__Exercise objective__. Locate all lines with the word "được" and copy them out.
◇ ◇ ◇
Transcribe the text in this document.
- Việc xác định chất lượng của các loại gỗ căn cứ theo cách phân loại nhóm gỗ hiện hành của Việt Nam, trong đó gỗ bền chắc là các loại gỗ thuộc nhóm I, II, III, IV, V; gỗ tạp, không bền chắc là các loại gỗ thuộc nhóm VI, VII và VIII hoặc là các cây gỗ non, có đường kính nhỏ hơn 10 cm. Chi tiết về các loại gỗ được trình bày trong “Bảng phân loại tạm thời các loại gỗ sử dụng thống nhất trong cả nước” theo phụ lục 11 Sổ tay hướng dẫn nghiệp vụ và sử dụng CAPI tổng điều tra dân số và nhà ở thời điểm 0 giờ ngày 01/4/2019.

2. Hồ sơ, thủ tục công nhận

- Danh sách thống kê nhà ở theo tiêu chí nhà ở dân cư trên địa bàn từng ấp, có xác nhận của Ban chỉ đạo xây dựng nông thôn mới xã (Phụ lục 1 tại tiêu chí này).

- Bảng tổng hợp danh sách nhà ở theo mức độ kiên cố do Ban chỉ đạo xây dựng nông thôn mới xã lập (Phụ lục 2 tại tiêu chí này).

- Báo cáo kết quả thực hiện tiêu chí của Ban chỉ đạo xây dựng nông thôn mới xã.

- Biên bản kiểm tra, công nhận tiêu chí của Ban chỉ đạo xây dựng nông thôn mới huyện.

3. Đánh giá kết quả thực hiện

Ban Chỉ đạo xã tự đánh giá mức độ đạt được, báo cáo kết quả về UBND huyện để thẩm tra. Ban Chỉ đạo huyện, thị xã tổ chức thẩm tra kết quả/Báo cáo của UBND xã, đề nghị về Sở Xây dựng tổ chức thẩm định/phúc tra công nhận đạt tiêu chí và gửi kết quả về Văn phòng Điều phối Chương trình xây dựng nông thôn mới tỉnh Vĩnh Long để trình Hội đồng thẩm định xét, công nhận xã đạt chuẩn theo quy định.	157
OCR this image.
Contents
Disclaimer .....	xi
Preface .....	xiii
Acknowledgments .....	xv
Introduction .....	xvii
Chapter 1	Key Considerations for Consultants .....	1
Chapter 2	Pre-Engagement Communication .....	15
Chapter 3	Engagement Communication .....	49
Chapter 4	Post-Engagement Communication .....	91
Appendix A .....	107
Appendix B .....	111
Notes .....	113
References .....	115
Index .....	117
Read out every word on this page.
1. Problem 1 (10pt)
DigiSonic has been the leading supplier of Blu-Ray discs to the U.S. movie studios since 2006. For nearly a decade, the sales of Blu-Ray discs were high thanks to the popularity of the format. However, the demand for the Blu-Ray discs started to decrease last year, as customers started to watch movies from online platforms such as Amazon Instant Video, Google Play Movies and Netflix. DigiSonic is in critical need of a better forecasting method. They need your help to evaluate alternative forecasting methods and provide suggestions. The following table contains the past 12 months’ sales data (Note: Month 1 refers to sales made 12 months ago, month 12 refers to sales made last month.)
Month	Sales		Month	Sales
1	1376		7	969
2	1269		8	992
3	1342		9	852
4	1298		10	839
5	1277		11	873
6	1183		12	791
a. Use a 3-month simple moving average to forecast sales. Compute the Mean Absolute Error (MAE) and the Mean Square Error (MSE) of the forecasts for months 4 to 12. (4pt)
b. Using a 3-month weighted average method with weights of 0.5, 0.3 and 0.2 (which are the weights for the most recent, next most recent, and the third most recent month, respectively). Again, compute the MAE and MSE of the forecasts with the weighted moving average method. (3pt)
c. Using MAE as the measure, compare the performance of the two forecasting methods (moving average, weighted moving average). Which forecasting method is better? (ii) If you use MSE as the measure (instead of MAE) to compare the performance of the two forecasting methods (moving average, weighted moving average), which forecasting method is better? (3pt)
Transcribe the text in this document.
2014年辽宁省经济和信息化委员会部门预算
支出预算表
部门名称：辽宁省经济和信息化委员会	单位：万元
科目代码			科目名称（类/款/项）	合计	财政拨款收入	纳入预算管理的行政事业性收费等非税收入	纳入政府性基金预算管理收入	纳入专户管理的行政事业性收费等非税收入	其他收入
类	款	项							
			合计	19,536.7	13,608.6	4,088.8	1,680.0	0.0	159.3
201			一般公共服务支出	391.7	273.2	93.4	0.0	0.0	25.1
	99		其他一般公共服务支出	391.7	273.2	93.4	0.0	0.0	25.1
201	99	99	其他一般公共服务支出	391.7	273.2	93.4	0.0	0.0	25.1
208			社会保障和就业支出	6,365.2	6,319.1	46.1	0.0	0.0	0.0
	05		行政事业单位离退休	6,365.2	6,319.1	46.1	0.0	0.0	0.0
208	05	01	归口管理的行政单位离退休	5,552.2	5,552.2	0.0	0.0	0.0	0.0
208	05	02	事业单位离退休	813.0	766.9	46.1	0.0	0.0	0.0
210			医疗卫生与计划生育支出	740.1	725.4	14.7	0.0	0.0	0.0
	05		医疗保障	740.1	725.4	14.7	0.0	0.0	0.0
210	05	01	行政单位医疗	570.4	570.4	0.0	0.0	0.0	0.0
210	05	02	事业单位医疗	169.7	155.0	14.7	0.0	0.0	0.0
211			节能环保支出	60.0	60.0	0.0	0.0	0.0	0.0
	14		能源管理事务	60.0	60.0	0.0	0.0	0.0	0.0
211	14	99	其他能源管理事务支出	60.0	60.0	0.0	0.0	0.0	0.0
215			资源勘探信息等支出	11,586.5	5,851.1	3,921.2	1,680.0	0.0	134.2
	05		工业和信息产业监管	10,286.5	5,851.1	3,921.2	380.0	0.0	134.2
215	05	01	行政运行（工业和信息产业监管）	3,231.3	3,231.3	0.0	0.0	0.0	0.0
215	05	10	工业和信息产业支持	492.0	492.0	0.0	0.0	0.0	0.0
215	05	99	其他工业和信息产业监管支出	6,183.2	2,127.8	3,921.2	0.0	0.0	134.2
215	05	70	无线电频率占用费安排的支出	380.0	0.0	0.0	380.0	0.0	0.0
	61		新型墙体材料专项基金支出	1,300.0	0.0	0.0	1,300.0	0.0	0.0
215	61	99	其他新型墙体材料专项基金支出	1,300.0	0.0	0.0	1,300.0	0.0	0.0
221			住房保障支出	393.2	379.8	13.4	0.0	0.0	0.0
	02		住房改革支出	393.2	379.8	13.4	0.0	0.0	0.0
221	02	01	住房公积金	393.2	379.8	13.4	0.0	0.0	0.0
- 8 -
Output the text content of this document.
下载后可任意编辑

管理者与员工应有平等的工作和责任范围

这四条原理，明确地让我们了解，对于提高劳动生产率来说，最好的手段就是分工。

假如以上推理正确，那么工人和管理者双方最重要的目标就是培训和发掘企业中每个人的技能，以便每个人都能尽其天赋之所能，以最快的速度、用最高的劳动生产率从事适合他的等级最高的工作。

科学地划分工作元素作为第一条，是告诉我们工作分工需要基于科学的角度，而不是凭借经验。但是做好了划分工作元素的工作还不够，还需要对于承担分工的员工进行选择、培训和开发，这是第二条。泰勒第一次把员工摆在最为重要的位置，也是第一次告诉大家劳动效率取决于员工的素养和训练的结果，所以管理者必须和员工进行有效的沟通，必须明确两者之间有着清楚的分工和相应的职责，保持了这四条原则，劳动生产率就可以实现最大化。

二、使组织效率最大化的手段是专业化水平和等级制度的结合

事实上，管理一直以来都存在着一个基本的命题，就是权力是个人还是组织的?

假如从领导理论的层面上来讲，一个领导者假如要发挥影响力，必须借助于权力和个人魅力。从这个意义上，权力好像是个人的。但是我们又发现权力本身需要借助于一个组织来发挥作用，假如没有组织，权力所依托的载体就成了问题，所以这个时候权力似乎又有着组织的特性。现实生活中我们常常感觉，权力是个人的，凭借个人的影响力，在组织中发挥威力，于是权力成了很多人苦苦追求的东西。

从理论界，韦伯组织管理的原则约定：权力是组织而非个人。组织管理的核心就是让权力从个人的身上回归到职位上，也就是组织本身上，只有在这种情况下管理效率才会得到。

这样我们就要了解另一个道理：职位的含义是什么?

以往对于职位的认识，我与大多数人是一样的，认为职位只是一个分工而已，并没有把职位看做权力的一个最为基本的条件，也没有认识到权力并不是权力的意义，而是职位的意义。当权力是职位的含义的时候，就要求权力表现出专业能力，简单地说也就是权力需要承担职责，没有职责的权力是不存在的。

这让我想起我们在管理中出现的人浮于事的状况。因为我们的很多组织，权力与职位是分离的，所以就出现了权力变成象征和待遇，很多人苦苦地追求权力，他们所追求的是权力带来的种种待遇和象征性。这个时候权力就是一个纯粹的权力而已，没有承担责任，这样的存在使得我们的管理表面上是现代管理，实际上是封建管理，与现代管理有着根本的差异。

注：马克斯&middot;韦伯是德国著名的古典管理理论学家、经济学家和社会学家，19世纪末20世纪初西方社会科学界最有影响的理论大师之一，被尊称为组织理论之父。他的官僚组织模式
◇ ◇ ◇
__Result of the task__.
- Việc xác định chất lượng của các loại gỗ căn cứ theo cách phân loại nhóm gỗ hiện hành của Việt Nam, trong đó gỗ bền chắc là các loại gỗ thuộc nhóm I, II, III, IV, V; gỗ tạp, không bền chắc là các loại gỗ thuộc nhóm VI, VII và VIII hoặc là các cây gỗ non, có đường kính nhỏ hơn 10 cm. Chi tiết về các loại gỗ được trình bày trong “Bảng phân loại tạm thời các loại gỗ sử dụng thống nhất trong cả nước” theo phụ lục 11 Sổ tay hướng dẫn nghiệp vụ và sử dụng CAPI tổng điều tra dân số và nhà ở thời điểm 0 giờ ngày 01/4/2019.
Ban Chỉ đạo xã tự đánh giá mức độ đạt được, báo cáo kết quả về UBND huyện để thẩm tra. Ban Chỉ đạo huyện, thị xã tổ chức thẩm tra kết quả/Báo cáo của UBND xã, đề nghị về Sở Xây dựng tổ chức thẩm định/phúc tra công nhận đạt tiêu chí và gửi kết quả về Văn phòng Điều phối Chương trình xây dựng nông thôn mới tỉnh Vĩnh Long để trình Hội đồng thẩm định xét, công nhận xã đạt chuẩn theo quy định.	157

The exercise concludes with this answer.